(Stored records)
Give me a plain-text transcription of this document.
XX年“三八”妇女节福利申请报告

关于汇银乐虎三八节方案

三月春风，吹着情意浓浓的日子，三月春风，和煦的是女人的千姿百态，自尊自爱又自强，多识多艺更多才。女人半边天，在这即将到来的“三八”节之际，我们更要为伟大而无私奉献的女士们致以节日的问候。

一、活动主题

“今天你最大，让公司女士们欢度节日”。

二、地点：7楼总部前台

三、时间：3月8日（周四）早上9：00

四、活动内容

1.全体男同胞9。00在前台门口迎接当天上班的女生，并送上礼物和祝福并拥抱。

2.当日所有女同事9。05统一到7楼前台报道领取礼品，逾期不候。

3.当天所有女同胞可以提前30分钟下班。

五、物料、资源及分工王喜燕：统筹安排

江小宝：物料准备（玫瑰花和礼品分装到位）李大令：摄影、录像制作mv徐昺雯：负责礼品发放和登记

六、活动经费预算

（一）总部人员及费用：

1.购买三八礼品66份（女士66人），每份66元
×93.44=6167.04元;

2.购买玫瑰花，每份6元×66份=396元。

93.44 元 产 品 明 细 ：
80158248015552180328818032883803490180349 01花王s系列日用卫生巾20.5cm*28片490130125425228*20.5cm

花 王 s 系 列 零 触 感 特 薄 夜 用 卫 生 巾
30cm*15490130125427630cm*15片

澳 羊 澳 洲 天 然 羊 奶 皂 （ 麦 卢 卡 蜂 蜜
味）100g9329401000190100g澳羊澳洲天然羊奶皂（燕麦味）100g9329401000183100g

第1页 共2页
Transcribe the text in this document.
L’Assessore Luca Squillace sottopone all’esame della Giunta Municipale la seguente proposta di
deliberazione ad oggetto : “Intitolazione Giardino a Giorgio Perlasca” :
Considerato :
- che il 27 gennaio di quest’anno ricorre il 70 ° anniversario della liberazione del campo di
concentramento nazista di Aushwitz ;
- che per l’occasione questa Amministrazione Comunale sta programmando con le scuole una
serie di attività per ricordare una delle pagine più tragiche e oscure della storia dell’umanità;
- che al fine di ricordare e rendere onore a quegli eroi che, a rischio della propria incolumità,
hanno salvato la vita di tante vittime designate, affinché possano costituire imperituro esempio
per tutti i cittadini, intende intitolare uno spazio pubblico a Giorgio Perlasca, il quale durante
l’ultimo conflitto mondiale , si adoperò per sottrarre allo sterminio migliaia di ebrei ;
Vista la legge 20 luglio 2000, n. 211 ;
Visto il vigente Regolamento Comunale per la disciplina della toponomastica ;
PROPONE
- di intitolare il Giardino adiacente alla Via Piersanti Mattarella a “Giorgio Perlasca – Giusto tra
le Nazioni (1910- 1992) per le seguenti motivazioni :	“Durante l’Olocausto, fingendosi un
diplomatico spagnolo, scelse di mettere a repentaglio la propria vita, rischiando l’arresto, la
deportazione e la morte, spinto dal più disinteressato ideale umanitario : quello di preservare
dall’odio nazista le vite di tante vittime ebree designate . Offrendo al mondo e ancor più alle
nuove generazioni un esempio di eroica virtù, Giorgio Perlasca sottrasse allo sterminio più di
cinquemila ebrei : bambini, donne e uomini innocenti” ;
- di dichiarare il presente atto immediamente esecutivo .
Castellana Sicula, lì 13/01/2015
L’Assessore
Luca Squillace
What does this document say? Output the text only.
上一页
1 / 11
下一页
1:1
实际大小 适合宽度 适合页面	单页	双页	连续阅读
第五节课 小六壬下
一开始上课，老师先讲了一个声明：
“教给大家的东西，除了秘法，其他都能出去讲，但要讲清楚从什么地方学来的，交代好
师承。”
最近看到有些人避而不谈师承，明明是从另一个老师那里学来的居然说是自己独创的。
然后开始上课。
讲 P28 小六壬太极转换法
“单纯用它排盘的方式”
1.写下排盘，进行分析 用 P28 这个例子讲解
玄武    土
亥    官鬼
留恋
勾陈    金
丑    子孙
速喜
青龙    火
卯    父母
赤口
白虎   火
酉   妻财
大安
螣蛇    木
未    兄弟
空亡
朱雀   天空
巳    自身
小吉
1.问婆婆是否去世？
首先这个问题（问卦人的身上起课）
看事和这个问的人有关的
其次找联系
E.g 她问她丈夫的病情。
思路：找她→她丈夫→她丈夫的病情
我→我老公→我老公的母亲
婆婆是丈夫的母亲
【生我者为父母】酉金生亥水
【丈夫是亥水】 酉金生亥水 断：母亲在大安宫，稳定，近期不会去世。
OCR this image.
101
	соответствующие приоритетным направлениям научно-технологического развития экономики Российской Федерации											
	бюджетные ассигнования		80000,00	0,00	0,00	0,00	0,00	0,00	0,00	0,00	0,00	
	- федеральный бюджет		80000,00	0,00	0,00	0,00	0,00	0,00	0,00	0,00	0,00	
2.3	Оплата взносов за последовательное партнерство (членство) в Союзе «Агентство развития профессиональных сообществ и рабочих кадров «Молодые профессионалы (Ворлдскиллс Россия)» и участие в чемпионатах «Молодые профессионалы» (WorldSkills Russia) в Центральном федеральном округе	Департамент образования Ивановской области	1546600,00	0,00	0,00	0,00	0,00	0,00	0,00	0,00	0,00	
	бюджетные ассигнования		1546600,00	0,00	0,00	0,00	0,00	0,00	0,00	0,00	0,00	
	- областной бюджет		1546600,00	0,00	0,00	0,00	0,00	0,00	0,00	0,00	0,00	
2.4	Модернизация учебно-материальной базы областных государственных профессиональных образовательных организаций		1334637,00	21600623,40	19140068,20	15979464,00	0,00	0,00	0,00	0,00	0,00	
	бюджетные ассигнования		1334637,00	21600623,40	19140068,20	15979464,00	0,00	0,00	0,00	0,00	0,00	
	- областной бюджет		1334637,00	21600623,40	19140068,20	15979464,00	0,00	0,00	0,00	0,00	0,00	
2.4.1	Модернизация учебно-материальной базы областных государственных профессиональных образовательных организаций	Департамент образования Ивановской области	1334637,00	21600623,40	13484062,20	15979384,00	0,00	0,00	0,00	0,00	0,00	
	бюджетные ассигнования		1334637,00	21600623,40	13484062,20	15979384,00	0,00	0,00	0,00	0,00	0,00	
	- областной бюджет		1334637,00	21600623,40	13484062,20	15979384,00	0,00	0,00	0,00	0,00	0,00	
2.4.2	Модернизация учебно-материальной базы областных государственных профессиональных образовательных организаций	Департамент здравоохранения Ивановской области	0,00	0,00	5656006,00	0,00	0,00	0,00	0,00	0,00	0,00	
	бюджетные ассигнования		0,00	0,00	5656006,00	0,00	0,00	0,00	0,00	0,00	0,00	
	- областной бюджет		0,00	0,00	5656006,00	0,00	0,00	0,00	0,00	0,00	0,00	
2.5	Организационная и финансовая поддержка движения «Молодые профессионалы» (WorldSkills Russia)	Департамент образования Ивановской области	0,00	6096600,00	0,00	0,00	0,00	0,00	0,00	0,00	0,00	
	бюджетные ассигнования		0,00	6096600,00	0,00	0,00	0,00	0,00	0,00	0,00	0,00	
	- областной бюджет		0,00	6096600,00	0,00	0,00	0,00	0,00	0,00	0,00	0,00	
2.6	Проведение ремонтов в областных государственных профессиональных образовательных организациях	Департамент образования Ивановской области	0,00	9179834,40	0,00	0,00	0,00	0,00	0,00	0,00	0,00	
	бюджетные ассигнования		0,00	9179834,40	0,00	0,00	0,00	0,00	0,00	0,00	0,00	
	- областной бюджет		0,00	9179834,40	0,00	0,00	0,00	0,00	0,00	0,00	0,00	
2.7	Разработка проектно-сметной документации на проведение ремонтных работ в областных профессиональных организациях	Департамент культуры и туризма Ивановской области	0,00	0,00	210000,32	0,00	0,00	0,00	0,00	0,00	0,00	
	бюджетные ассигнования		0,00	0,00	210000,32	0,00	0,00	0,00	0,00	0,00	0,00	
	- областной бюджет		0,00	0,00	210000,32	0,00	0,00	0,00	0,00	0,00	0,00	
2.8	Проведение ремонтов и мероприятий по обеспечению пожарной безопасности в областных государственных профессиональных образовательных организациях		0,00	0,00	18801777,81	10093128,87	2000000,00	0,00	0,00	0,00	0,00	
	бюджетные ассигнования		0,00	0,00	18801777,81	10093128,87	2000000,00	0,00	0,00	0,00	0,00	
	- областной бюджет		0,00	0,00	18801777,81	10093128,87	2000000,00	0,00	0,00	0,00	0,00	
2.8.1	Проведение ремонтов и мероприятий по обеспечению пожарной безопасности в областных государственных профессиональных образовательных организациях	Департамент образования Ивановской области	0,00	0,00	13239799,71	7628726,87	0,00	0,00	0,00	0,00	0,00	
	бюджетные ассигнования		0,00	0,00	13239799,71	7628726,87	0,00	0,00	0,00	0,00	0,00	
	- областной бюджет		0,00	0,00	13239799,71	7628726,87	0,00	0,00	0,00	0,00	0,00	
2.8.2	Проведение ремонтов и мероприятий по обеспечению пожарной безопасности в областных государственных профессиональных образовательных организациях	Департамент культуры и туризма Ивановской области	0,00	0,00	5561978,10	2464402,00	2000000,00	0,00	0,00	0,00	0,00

» **Aim**:
How many of the lines above contain the string "областных"? Give the number only.

» **Solution to this exercise**:
8